[Data records]
################

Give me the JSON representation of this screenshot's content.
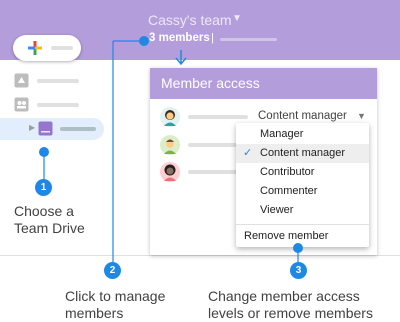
{
  "topbar": {
    "team_name": "Cassy's team",
    "members_label": "3 members",
    "members_separator": "|"
  },
  "sidebar": {
    "items": [
      {
        "icon": "drive-icon"
      },
      {
        "icon": "shared-icon"
      },
      {
        "icon": "team-drive-icon",
        "selected": true
      }
    ]
  },
  "dialog": {
    "title": "Member access",
    "members": [
      {
        "avatar": "woman-avatar-icon",
        "role": "Content manager"
      },
      {
        "avatar": "man-avatar-icon",
        "role": ""
      },
      {
        "avatar": "woman-curly-avatar-icon",
        "role": ""
      }
    ]
  },
  "role_menu": {
    "items": [
      "Manager",
      "Content manager",
      "Contributor",
      "Commenter",
      "Viewer"
    ],
    "selected": "Content manager",
    "remove_label": "Remove member"
  },
  "callouts": {
    "one": {
      "number": "1",
      "text_line1": "Choose a",
      "text_line2": "Team Drive"
    },
    "two": {
      "number": "2",
      "text_line1": "Click to manage",
      "text_line2": "members"
    },
    "three": {
      "number": "3",
      "text_line1": "Change member access",
      "text_line2": "levels or remove members"
    }
  },
  "colors": {
    "header": "#b39ddb",
    "accent": "#1e88e5",
    "selected_item": "#e3eefc"
  }
}
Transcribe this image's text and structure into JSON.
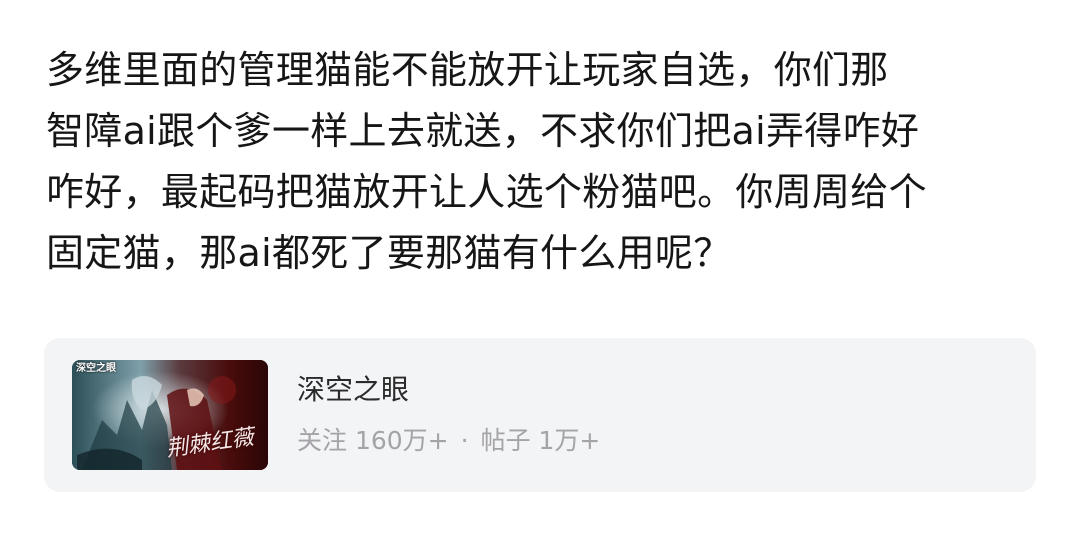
{
  "post": {
    "lines": [
      "多维里面的管理猫能不能放开让玩家自选，你们那",
      "智障ai跟个爹一样上去就送，不求你们把ai弄得咋好",
      "咋好，最起码把猫放开让人选个粉猫吧。你周周给个",
      "固定猫，那ai都死了要那猫有什么用呢？"
    ]
  },
  "forum": {
    "name": "深空之眼",
    "stats": {
      "followers": "关注 160万+",
      "separator": "·",
      "posts": "帖子 1万+"
    },
    "cover": {
      "logo_text": "深空之眼",
      "title_text": "荆棘红薇",
      "colors": {
        "left": "#3e6f7a",
        "mid": "#9fb7c0",
        "right": "#6b1010"
      }
    }
  },
  "colors": {
    "card_bg": "#f3f4f6",
    "text_primary": "#161616",
    "text_secondary": "#a3a3a8"
  }
}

################

_TASK BRIEF_. Reproduce all of the entries word for word, skipping any pictures they hold.

_REPLY_.
Give me the JSON representation of this screenshot's content.
{
  "topbar": {
    "team_name": "Cassy's team",
    "members_label": "3 members",
    "members_separator": "|"
  },
  "sidebar": {
    "items": [
      {
        "icon": "drive-icon"
      },
      {
        "icon": "shared-icon"
      },
      {
        "icon": "team-drive-icon",
        "selected": true
      }
    ]
  },
  "dialog": {
    "title": "Member access",
    "members": [
      {
        "avatar": "woman-avatar-icon",
        "role": "Content manager"
      },
      {
        "avatar": "man-avatar-icon",
        "role": ""
      },
      {
        "avatar": "woman-curly-avatar-icon",
        "role": ""
      }
    ]
  },
  "role_menu": {
    "items": [
      "Manager",
      "Content manager",
      "Contributor",
      "Commenter",
      "Viewer"
    ],
    "selected": "Content manager",
    "remove_label": "Remove member"
  },
  "callouts": {
    "one": {
      "number": "1",
      "text_line1": "Choose a",
      "text_line2": "Team Drive"
    },
    "two": {
      "number": "2",
      "text_line1": "Click to manage",
      "text_line2": "members"
    },
    "three": {
      "number": "3",
      "text_line1": "Change member access",
      "text_line2": "levels or remove members"
    }
  },
  "colors": {
    "header": "#b39ddb",
    "accent": "#1e88e5",
    "selected_item": "#e3eefc"
  }
}
Transcribe this image's text and structure into JSON.
{
  "post": {
    "lines": [
      "多维里面的管理猫能不能放开让玩家自选，你们那",
      "智障ai跟个爹一样上去就送，不求你们把ai弄得咋好",
      "咋好，最起码把猫放开让人选个粉猫吧。你周周给个",
      "固定猫，那ai都死了要那猫有什么用呢？"
    ]
  },
  "forum": {
    "name": "深空之眼",
    "stats": {
      "followers": "关注 160万+",
      "separator": "·",
      "posts": "帖子 1万+"
    },
    "cover": {
      "logo_text": "深空之眼",
      "title_text": "荆棘红薇",
      "colors": {
        "left": "#3e6f7a",
        "mid": "#9fb7c0",
        "right": "#6b1010"
      }
    }
  },
  "colors": {
    "card_bg": "#f3f4f6",
    "text_primary": "#161616",
    "text_secondary": "#a3a3a8"
  }
}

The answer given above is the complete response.